> **Set problem A**: Using the blog post below, decide whether each statement agrees with it: (i) the writer plans to post weekly; (ii) Alex had been gone for three months; (iii) the writer got sober in October. For each, answer yes or no and quote the words from the post that decide it.

What I’ve learned, and what I believe, is in the end, it all comes down to love. As corny and cheesy as that sounds (Ima be really honest, I might get really cheesy and corny on you sometimes), it’s the truth. Everything comes down to love.

I should also warn you: you will see my body a lot and maybe my ass, and shirtless pics, because I’m proud of who I am, and of what I’ve achieved, and I think more people in their 50’s, and 70’s and 20’s should feel proud of who they are, regardless of their age or their body type, regardless of all the shit we have been taught to believe.

So I’m gonna talk about being Positive, and about love, and a lot about sex, and I’m gonna talk a lot about me and what I believe, and I’m gonna get all cheesy and corny as fuck.

And maybe I’m going to talk about Magic. Because Jon Nelson believed in magic, and he’s teaching me to believe in it too.

I’d also love to hear from you. You can contact me through this site (see contact), or find me on instagram at leavelljeff or facebook, or email me at jeffleavell@gmail.com. Leave comments. Tell me what you like or don’t like.

And keep coming back. I’m gonna be doing this blog thing weekly (or maybe more…I have A LOT to say). It’s still a big work in progress, but I promise, there will be progress.

Because this is the way I get to choose to be political. To fight back, in my own way, with the tools I have.

So lets go be Queer and fuck and love and dance and make out, and show our asses, and tell anyone who tells us we can’t, that we aren’t deserving or good enough, to fuck off.

Because we get to be whatever we want. And no one gets to tell us we can’t.

Fuck ‘em if they try.

THE STORY OF US PART FOUR

The Story of Us

THE STORY OF US PART FOUR

It is important to explain that Alex had been gone for six months. He came home, in October, from Season One of Znation. Our focus was supposed to be on our wedding. That was supposed to be the only thing we thought about.

We decided that I would fly to Spokane and meet Alex and we would drive North to Vancouver and then slowly, over three weeks, back down to LA. It was a strange period in my life. It was almost a year ago that I had found out I was HIV positive. Alex had been gone for six months. I would be getting married. Life was changing in strange and mysterious ways. Just three years ago I was still a drug addict. October is a heavy month for me. It is the month I got sober and the month I found out my status.

In a strange way I like to link these things to Rosh ha Shanna and Yom Kippur. I am not religious and I certainly don’t believe in the kind of God described by Judaism, but there is something healing in the idea of a new year and redemption, forgiveness.

> **Set problem B**: Count the lines in the entries below that contain the string "site". Reply with the number only.

> **Entries supplied**:
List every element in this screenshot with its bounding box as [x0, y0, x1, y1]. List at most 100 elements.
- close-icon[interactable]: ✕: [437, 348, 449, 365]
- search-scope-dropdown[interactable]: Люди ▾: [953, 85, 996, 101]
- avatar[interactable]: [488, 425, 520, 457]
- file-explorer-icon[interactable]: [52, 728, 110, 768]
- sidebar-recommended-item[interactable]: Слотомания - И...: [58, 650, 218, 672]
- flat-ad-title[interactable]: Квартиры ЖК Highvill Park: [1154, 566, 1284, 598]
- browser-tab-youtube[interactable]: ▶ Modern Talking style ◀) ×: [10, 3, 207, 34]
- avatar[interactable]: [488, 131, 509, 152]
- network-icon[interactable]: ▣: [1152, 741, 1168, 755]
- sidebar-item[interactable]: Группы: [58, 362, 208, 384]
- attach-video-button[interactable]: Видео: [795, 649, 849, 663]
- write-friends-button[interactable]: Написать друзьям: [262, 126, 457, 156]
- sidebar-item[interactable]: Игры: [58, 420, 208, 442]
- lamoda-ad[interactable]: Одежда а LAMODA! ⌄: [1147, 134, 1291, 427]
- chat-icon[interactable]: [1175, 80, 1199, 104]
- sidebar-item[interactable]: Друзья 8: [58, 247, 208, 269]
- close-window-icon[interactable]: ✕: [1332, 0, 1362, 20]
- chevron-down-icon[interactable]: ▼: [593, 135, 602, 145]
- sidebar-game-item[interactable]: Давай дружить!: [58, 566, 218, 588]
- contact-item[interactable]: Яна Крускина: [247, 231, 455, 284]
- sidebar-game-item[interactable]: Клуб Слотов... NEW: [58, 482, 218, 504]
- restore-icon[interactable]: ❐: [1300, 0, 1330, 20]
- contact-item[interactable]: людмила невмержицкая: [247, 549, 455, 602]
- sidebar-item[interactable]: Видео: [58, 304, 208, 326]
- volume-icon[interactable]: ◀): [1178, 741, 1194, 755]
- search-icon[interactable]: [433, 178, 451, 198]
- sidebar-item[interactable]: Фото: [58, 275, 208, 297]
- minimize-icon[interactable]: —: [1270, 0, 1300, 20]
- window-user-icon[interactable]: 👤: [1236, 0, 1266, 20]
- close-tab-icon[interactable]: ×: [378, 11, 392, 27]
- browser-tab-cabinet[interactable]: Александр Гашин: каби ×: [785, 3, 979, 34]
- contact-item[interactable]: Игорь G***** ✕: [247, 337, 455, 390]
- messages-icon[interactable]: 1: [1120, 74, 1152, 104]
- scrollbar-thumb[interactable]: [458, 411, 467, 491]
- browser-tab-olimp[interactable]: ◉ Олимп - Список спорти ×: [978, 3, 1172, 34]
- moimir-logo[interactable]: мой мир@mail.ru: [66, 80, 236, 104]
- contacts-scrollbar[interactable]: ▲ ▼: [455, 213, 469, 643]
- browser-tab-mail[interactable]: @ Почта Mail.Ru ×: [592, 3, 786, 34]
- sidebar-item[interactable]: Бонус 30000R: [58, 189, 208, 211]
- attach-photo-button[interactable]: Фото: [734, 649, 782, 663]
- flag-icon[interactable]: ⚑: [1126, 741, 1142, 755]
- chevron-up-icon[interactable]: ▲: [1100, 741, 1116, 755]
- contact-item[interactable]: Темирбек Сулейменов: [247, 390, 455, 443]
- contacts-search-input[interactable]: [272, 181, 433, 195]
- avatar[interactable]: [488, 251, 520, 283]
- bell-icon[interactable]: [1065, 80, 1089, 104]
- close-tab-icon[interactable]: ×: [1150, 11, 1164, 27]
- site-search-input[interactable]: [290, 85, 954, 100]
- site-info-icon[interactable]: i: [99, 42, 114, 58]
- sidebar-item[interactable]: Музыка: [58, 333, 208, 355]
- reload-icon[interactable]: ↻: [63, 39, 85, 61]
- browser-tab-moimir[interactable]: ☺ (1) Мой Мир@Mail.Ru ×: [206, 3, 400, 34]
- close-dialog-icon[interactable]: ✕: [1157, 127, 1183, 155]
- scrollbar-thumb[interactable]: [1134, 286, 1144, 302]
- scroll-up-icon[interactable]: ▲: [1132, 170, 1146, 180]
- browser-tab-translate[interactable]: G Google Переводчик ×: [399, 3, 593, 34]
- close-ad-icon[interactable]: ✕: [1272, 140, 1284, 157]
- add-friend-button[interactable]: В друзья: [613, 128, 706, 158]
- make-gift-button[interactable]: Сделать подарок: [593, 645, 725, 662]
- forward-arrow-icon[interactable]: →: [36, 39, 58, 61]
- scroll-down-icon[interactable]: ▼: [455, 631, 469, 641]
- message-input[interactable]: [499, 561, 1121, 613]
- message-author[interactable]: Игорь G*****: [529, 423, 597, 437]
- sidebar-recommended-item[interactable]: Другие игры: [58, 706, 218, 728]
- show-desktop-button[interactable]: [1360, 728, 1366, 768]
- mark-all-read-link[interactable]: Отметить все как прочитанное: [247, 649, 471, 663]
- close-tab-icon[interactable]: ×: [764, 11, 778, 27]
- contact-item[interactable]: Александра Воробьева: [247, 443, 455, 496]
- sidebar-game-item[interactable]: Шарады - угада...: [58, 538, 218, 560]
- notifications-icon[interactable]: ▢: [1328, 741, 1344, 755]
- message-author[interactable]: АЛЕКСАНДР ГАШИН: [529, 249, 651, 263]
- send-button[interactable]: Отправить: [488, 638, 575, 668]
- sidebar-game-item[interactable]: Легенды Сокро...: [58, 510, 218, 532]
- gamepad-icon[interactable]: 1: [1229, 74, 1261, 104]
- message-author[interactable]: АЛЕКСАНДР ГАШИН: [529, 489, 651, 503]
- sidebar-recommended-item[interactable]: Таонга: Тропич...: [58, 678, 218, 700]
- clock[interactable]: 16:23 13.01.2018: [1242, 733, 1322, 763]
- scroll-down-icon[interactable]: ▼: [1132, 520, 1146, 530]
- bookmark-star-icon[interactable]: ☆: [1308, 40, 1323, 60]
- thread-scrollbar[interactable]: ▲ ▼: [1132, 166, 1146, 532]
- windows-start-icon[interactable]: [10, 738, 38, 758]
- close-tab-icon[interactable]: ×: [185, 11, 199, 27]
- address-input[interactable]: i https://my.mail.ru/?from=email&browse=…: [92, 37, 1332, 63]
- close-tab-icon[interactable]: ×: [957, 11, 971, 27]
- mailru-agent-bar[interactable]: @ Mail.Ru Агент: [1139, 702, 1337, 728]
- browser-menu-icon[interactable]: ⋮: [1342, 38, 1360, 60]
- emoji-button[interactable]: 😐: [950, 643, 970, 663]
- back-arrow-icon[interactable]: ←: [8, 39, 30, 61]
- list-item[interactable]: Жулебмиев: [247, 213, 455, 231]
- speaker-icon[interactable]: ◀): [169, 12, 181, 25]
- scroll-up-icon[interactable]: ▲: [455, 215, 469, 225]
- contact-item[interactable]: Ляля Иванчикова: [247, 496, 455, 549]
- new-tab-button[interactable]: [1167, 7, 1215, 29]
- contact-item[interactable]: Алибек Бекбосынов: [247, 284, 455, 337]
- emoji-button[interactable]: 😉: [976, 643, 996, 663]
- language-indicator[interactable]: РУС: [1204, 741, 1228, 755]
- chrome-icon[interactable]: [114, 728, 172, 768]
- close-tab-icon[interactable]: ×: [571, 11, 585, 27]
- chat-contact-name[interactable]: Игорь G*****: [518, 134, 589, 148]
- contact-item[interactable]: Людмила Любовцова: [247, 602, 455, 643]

> **Full solution A**:
(i) Yes: "I’m gonna be doing this blog thing weekly"
(ii) No: "Alex had been gone for six months."
(iii) Yes: "It is the month I got sober and the month I found out my status."

> **Full solution B**: 2